EXERCISE GOAL >> Each entry here needs to be set down again exactly, please; pictures are left out.

Records from a data source
──────────────────────────────

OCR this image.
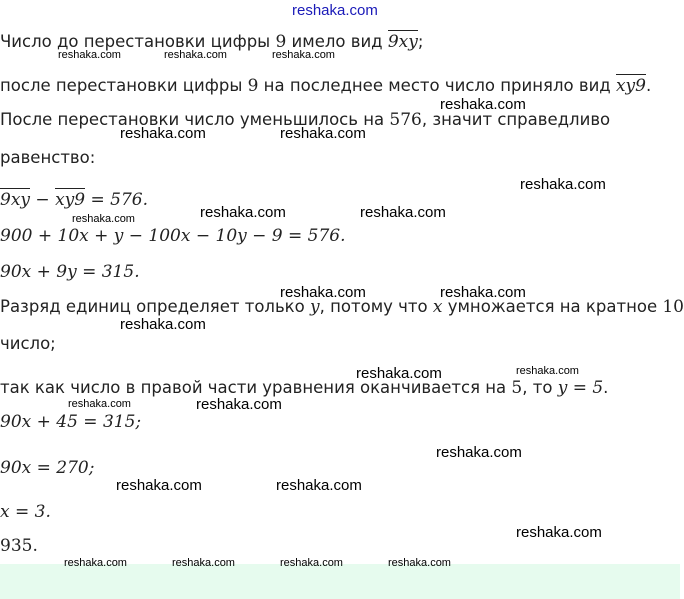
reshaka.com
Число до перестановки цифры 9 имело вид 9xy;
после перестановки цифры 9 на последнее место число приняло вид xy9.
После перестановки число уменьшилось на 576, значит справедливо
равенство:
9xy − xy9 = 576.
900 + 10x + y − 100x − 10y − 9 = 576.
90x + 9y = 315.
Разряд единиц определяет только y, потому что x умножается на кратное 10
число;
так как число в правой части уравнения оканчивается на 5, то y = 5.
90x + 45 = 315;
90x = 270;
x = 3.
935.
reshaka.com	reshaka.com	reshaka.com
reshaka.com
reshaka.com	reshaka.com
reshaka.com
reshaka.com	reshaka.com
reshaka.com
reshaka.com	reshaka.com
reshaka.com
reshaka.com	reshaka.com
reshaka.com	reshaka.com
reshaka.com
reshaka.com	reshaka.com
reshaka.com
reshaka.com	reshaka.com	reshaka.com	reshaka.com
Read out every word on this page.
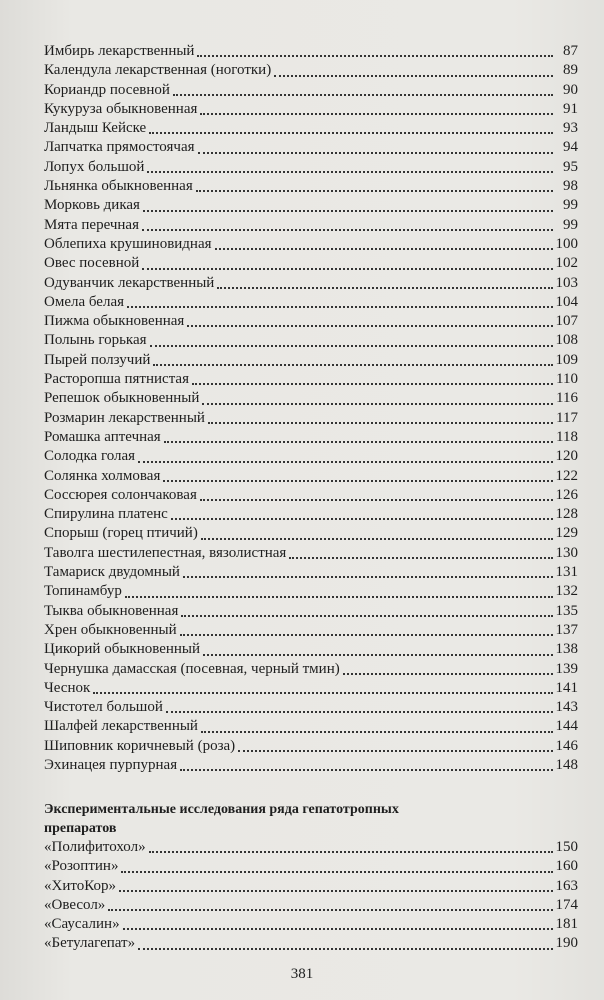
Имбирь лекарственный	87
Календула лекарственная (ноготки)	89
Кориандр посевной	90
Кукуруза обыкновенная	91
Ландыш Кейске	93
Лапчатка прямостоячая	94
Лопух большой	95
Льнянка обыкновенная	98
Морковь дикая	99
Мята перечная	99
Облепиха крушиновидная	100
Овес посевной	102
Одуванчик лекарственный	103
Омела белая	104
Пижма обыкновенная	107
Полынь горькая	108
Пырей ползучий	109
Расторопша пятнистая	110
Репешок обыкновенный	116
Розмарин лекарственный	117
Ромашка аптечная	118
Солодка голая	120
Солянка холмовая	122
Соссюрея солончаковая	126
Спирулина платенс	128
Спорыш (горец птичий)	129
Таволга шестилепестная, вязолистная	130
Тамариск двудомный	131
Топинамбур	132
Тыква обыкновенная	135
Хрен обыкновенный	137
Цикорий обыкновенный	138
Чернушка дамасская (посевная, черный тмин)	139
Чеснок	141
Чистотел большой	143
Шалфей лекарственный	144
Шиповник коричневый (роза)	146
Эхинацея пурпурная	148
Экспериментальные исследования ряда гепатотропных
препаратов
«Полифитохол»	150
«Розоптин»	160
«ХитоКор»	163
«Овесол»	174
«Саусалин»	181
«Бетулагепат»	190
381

──────────────────────────────

THE OUTPUT >>
OCR this image.
reshaka.com
Число до перестановки цифры 9 имело вид 9xy;
после перестановки цифры 9 на последнее место число приняло вид xy9.
После перестановки число уменьшилось на 576, значит справедливо
равенство:
9xy − xy9 = 576.
900 + 10x + y − 100x − 10y − 9 = 576.
90x + 9y = 315.
Разряд единиц определяет только y, потому что x умножается на кратное 10
число;
так как число в правой части уравнения оканчивается на 5, то y = 5.
90x + 45 = 315;
90x = 270;
x = 3.
935.
reshaka.com	reshaka.com	reshaka.com
reshaka.com
reshaka.com	reshaka.com
reshaka.com
reshaka.com	reshaka.com
reshaka.com
reshaka.com	reshaka.com
reshaka.com
reshaka.com	reshaka.com
reshaka.com	reshaka.com
reshaka.com
reshaka.com	reshaka.com
reshaka.com
reshaka.com	reshaka.com	reshaka.com	reshaka.com
Read out every word on this page.
Имбирь лекарственный	87
Календула лекарственная (ноготки)	89
Кориандр посевной	90
Кукуруза обыкновенная	91
Ландыш Кейске	93
Лапчатка прямостоячая	94
Лопух большой	95
Льнянка обыкновенная	98
Морковь дикая	99
Мята перечная	99
Облепиха крушиновидная	100
Овес посевной	102
Одуванчик лекарственный	103
Омела белая	104
Пижма обыкновенная	107
Полынь горькая	108
Пырей ползучий	109
Расторопша пятнистая	110
Репешок обыкновенный	116
Розмарин лекарственный	117
Ромашка аптечная	118
Солодка голая	120
Солянка холмовая	122
Соссюрея солончаковая	126
Спирулина платенс	128
Спорыш (горец птичий)	129
Таволга шестилепестная, вязолистная	130
Тамариск двудомный	131
Топинамбур	132
Тыква обыкновенная	135
Хрен обыкновенный	137
Цикорий обыкновенный	138
Чернушка дамасская (посевная, черный тмин)	139
Чеснок	141
Чистотел большой	143
Шалфей лекарственный	144
Шиповник коричневый (роза)	146
Эхинацея пурпурная	148
Экспериментальные исследования ряда гепатотропных
препаратов
«Полифитохол»	150
«Розоптин»	160
«ХитоКор»	163
«Овесол»	174
«Саусалин»	181
«Бетулагепат»	190
381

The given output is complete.